Requirement: Give the count of lines in the data that include "ΓΕΩΡΓΙΟΣ", with no other words.

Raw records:
= = = =

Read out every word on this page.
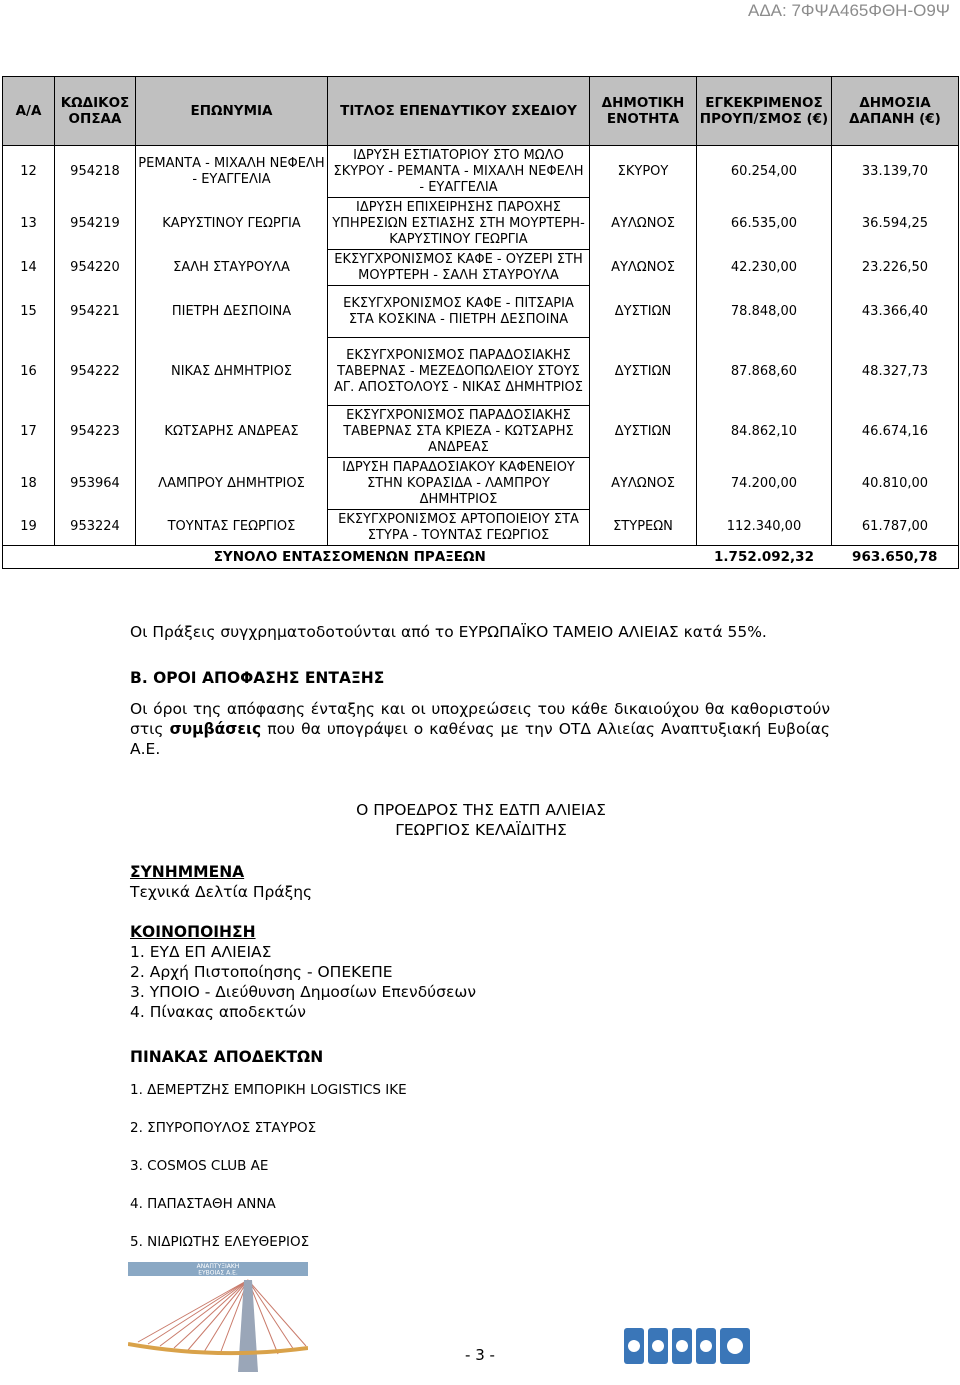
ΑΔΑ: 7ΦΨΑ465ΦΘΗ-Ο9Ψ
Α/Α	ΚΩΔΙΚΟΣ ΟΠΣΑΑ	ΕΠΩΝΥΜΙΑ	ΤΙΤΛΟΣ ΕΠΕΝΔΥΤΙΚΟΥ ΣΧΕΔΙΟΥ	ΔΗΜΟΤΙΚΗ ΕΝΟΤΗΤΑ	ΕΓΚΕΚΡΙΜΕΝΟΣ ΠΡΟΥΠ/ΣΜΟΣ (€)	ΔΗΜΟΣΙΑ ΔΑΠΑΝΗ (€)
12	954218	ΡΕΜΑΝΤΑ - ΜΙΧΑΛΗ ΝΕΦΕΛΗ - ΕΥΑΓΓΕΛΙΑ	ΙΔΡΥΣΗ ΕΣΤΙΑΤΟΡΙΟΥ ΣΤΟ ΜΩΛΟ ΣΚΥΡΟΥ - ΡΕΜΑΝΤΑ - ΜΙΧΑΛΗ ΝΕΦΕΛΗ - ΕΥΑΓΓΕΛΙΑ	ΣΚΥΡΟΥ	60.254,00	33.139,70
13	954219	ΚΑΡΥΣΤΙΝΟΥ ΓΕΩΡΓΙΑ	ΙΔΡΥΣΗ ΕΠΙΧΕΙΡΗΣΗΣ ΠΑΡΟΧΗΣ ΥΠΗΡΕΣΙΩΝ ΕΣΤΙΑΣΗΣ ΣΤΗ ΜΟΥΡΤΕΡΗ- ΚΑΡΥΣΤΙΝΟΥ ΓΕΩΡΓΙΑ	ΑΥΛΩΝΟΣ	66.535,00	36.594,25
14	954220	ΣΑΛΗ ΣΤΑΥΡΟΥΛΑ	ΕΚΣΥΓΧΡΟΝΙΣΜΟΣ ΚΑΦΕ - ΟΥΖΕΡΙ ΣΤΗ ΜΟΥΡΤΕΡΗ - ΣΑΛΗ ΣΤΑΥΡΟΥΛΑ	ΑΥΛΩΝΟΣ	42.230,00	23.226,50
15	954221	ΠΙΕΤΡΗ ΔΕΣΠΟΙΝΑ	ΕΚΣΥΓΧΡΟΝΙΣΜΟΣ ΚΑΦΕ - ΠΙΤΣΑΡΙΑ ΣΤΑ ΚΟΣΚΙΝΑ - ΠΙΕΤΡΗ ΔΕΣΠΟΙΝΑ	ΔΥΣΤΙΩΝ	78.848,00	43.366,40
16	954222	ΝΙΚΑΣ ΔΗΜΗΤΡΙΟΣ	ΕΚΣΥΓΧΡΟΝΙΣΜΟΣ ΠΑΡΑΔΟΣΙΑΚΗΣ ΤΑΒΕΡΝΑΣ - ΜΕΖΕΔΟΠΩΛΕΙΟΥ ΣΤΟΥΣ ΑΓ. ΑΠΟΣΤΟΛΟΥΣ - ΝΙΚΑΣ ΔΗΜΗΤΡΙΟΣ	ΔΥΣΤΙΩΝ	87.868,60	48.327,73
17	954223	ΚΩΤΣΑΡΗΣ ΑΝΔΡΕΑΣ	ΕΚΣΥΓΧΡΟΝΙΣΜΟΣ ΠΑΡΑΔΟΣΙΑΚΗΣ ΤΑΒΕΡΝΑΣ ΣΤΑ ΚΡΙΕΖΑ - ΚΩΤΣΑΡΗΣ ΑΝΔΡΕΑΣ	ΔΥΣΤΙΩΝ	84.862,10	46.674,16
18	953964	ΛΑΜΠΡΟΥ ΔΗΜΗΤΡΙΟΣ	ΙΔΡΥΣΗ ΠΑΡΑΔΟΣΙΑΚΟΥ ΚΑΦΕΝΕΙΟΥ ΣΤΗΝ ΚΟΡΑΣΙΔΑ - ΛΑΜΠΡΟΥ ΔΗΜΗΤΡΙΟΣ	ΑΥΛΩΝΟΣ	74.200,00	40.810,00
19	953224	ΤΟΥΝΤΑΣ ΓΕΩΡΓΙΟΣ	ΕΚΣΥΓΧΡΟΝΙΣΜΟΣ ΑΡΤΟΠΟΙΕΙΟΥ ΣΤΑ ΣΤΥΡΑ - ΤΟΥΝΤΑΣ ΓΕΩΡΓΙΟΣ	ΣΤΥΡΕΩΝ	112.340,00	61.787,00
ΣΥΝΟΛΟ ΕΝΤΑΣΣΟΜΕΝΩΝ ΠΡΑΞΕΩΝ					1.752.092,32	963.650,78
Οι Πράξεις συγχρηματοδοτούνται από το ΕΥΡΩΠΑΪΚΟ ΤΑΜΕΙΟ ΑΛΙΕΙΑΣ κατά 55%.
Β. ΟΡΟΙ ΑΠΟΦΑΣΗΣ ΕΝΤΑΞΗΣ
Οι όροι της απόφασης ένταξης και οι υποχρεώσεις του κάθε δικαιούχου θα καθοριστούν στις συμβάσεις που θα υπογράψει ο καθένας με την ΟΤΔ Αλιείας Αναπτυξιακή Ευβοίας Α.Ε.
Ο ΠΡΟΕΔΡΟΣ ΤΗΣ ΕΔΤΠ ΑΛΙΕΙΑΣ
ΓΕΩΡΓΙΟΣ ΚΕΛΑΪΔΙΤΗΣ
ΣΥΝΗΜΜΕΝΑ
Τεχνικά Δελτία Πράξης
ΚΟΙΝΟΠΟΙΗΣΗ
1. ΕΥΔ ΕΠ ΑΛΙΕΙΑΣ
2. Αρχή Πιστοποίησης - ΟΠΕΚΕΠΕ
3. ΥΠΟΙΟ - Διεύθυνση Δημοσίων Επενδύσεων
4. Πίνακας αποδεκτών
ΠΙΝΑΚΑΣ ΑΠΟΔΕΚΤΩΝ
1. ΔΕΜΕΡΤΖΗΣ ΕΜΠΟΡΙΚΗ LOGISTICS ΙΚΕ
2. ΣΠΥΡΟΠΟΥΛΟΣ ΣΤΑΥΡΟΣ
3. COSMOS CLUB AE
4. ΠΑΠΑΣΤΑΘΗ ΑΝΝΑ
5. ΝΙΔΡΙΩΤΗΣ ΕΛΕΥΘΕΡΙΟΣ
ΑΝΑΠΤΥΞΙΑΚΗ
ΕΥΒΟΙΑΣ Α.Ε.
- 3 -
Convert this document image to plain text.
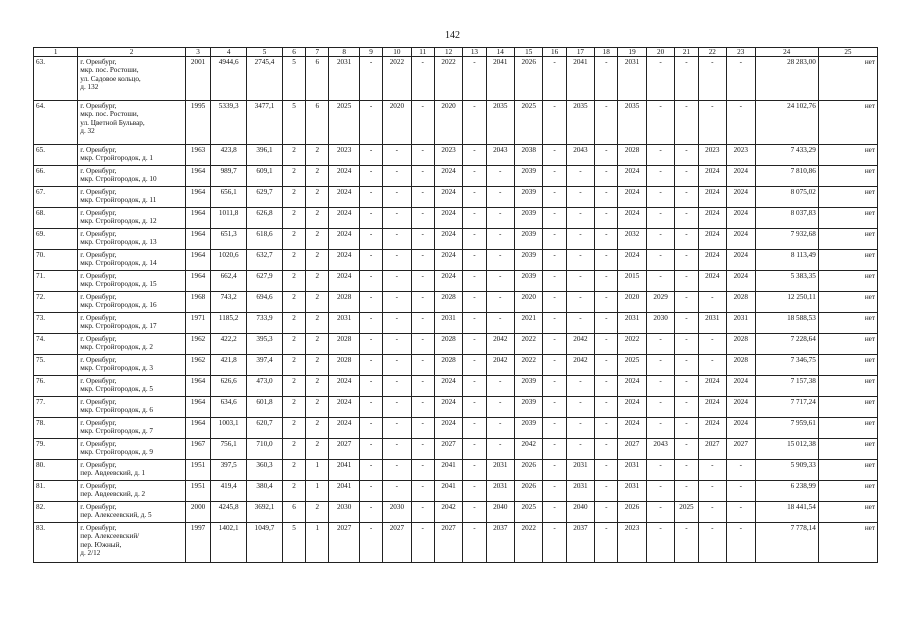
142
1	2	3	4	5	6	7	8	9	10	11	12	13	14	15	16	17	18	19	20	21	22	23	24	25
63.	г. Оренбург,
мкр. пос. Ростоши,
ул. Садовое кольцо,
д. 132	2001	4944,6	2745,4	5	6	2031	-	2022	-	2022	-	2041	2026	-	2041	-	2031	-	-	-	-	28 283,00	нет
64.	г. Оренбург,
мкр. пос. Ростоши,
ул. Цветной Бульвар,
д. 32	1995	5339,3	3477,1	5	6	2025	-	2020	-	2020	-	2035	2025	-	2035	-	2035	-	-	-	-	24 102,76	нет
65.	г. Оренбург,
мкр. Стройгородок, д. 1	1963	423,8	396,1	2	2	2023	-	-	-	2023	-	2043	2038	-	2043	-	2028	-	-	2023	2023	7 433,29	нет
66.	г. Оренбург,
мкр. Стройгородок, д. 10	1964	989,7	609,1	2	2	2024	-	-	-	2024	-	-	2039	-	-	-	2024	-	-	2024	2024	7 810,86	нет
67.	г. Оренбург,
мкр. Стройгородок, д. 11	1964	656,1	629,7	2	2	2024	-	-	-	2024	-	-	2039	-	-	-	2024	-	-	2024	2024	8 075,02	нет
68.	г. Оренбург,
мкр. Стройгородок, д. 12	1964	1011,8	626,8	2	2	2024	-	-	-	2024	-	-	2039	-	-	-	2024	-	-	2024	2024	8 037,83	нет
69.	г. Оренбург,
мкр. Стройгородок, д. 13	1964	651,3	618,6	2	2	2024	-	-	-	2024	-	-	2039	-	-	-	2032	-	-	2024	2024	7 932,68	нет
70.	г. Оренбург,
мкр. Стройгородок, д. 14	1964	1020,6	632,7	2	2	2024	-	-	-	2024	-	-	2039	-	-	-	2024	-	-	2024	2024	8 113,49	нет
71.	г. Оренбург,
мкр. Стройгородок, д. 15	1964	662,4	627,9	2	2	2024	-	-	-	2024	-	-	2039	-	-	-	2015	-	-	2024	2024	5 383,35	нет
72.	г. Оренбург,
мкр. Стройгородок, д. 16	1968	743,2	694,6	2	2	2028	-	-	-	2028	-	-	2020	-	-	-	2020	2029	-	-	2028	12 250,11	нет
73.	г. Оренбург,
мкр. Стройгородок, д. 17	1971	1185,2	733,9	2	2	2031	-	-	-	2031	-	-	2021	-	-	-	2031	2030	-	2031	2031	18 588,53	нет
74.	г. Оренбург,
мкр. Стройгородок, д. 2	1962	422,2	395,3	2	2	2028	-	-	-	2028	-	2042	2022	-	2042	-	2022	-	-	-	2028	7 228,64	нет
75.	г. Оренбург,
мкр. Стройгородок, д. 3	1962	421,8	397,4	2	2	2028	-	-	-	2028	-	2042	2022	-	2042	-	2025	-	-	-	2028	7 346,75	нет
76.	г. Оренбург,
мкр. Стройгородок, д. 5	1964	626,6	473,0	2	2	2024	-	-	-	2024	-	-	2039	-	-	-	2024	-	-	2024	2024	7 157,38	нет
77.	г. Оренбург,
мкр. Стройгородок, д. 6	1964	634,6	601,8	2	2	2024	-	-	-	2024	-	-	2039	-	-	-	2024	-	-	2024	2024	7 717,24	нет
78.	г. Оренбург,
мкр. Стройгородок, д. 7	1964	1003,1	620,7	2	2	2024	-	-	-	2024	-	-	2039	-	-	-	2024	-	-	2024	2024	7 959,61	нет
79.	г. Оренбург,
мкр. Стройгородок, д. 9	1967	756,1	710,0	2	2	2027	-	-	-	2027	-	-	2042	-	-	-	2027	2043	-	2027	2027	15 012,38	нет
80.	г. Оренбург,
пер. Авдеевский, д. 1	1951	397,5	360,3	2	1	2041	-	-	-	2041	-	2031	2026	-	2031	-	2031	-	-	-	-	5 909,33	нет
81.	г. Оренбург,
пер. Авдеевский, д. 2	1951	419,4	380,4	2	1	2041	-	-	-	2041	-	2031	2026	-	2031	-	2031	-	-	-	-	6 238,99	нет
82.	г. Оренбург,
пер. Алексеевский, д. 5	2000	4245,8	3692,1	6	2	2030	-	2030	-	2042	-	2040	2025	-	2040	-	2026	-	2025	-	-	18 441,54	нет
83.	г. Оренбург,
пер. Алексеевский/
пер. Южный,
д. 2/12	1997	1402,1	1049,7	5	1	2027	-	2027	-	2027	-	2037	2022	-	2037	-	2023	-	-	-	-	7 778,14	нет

= = = =

Solution for this task: 2